● **What to work on**
Transcribe the material word for word, but without the images.

□ □ □ □ □

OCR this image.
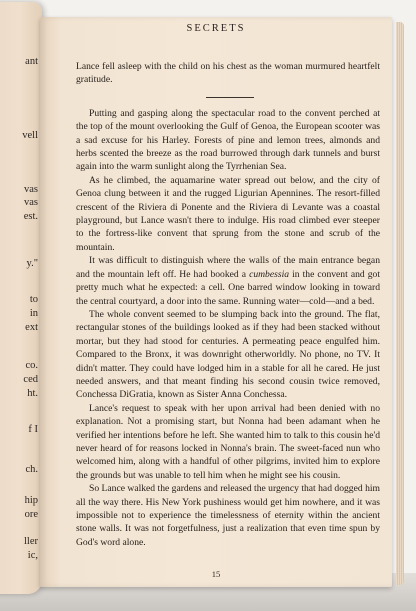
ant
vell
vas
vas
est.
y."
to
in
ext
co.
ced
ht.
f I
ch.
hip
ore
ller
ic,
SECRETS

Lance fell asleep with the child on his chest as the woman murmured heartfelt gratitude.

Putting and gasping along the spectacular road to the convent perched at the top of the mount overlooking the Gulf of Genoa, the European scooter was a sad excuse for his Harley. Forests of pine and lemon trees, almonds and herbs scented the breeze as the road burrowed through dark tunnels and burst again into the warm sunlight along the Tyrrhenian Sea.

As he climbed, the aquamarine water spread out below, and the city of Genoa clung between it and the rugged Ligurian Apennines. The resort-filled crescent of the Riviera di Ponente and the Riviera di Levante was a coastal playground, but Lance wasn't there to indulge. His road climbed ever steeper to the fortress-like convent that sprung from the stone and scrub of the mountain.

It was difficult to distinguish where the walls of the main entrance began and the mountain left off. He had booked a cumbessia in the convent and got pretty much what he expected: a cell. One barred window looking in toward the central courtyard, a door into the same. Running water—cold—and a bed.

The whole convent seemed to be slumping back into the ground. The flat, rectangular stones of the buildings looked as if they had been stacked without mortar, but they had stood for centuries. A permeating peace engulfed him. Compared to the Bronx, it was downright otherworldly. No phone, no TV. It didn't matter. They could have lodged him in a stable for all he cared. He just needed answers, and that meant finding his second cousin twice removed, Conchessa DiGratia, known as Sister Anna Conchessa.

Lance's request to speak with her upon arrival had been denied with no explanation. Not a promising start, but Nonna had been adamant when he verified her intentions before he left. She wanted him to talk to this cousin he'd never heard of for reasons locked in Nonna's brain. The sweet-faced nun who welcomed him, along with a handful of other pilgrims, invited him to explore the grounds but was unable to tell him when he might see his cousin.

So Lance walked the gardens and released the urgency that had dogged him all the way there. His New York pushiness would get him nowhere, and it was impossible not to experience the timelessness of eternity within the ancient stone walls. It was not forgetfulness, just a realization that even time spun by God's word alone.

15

□ □ □ □ □

● **Exercise answer**
OCR this image.
ant
vell
vas
vas
est.
y."
to
in
ext
co.
ced
ht.
f I
ch.
hip
ore
ller
ic,
SECRETS

Lance fell asleep with the child on his chest as the woman murmured heartfelt gratitude.

Putting and gasping along the spectacular road to the convent perched at the top of the mount overlooking the Gulf of Genoa, the European scooter was a sad excuse for his Harley. Forests of pine and lemon trees, almonds and herbs scented the breeze as the road burrowed through dark tunnels and burst again into the warm sunlight along the Tyrrhenian Sea.

As he climbed, the aquamarine water spread out below, and the city of Genoa clung between it and the rugged Ligurian Apennines. The resort-filled crescent of the Riviera di Ponente and the Riviera di Levante was a coastal playground, but Lance wasn't there to indulge. His road climbed ever steeper to the fortress-like convent that sprung from the stone and scrub of the mountain.

It was difficult to distinguish where the walls of the main entrance began and the mountain left off. He had booked a cumbessia in the convent and got pretty much what he expected: a cell. One barred window looking in toward the central courtyard, a door into the same. Running water—cold—and a bed.

The whole convent seemed to be slumping back into the ground. The flat, rectangular stones of the buildings looked as if they had been stacked without mortar, but they had stood for centuries. A permeating peace engulfed him. Compared to the Bronx, it was downright otherworldly. No phone, no TV. It didn't matter. They could have lodged him in a stable for all he cared. He just needed answers, and that meant finding his second cousin twice removed, Conchessa DiGratia, known as Sister Anna Conchessa.

Lance's request to speak with her upon arrival had been denied with no explanation. Not a promising start, but Nonna had been adamant when he verified her intentions before he left. She wanted him to talk to this cousin he'd never heard of for reasons locked in Nonna's brain. The sweet-faced nun who welcomed him, along with a handful of other pilgrims, invited him to explore the grounds but was unable to tell him when he might see his cousin.

So Lance walked the gardens and released the urgency that had dogged him all the way there. His New York pushiness would get him nowhere, and it was impossible not to experience the timelessness of eternity within the ancient stone walls. It was not forgetfulness, just a realization that even time spun by God's word alone.

15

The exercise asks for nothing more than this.